*** Material provided ***
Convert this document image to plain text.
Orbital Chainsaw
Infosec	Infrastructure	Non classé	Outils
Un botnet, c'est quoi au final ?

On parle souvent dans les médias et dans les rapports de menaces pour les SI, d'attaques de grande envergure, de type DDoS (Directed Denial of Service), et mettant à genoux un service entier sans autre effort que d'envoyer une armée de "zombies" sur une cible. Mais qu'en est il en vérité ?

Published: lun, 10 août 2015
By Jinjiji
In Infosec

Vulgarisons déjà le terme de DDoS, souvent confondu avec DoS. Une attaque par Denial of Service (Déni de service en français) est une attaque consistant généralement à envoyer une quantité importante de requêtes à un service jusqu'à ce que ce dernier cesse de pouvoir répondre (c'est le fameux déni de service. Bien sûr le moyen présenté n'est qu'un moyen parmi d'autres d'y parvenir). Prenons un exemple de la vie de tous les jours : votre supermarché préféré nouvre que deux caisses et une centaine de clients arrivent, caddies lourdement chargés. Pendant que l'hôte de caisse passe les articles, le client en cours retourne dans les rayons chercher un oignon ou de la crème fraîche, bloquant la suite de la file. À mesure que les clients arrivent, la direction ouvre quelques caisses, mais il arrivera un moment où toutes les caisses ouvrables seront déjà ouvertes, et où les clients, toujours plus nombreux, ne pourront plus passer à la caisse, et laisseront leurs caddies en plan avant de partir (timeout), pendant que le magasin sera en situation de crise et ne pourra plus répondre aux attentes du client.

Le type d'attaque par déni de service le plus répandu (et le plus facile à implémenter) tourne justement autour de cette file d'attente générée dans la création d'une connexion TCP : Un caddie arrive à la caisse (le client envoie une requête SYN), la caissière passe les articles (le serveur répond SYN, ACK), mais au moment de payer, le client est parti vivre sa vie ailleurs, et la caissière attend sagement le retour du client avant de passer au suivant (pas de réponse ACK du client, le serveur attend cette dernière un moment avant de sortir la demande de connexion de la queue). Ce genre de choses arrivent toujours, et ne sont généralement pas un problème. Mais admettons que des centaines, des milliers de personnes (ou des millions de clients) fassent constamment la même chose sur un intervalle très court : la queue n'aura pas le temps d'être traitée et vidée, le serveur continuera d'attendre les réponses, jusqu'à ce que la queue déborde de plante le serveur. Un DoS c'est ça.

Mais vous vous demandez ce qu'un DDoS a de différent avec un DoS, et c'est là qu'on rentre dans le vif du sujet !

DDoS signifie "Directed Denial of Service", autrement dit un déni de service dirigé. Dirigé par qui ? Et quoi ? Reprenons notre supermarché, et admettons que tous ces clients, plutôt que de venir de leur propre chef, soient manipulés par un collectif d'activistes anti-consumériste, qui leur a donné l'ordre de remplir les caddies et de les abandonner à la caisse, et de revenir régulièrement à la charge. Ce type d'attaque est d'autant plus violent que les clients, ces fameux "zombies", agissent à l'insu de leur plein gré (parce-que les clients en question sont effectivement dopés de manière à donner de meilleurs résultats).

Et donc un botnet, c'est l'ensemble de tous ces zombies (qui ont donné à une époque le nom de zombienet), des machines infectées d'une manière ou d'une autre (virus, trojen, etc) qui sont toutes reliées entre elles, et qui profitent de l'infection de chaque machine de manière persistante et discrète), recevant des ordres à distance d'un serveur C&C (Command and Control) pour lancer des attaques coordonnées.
***
*** Material provided ***
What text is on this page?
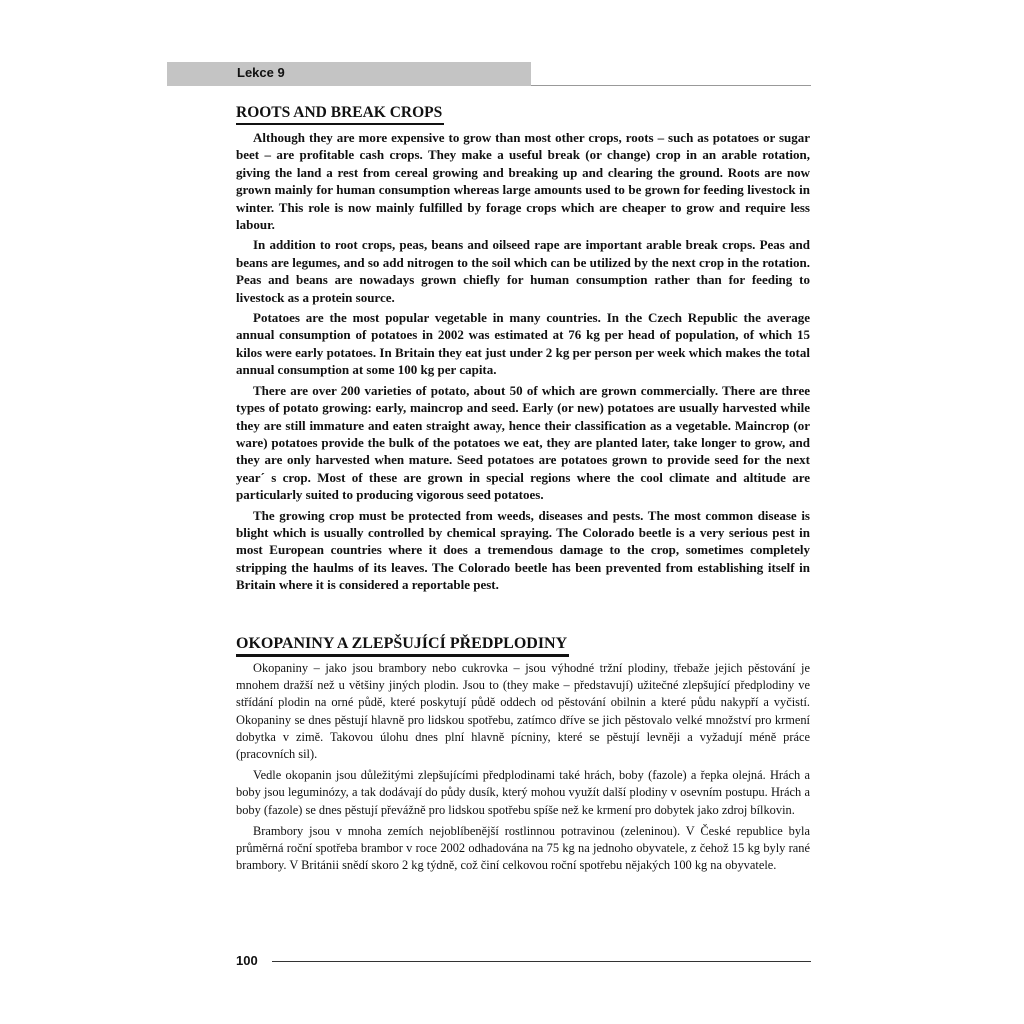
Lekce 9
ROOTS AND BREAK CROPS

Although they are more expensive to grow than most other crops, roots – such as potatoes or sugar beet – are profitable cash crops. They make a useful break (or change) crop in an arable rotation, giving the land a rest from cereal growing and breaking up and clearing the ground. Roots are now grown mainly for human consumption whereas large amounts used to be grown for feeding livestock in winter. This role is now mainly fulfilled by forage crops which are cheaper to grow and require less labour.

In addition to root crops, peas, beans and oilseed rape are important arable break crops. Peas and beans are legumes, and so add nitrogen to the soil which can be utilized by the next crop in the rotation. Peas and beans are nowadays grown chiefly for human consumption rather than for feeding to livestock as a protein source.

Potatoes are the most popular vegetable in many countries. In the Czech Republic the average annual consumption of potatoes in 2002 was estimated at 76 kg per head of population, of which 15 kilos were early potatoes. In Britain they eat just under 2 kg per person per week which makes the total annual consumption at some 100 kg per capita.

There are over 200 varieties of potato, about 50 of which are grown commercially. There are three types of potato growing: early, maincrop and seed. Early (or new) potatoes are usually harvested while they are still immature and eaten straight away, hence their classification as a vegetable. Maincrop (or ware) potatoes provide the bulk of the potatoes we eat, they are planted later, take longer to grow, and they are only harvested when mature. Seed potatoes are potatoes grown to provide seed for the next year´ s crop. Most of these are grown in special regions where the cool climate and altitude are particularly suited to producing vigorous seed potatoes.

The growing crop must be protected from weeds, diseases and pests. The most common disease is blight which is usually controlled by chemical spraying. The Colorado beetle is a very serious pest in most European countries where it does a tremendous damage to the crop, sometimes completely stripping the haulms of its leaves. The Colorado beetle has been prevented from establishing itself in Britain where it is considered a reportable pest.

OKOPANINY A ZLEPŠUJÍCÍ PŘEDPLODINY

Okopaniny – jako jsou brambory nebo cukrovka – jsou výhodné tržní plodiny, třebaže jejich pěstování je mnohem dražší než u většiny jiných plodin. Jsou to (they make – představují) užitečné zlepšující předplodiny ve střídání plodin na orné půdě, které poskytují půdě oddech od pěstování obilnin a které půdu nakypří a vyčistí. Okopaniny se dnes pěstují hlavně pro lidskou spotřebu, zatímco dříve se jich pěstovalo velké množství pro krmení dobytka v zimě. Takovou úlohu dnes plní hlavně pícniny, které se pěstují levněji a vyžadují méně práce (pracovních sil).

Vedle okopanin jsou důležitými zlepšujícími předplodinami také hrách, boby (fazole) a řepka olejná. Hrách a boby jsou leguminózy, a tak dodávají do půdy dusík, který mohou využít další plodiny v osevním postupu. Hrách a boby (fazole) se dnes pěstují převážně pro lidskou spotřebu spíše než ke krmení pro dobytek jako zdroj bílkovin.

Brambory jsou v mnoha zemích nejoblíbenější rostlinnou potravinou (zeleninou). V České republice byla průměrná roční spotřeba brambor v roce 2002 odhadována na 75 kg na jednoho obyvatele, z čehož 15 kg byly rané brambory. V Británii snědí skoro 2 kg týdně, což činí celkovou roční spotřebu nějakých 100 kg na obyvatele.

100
***
Goal of the exercise
Go line by line through the records above and copy each one containing "botnet".

Reply
Un botnet, c'est quoi au final ?
Et donc un botnet, c'est l'ensemble de tous ces zombies (qui ont donné à une époque le nom de zombienet), des machines infectées d'une manière ou d'une autre (virus, trojen, etc) qui sont toutes reliées entre elles, et qui profitent de l'infection de chaque machine de manière persistante et discrète), recevant des ordres à distance d'un serveur C&C (Command and Control) pour lancer des attaques coordonnées.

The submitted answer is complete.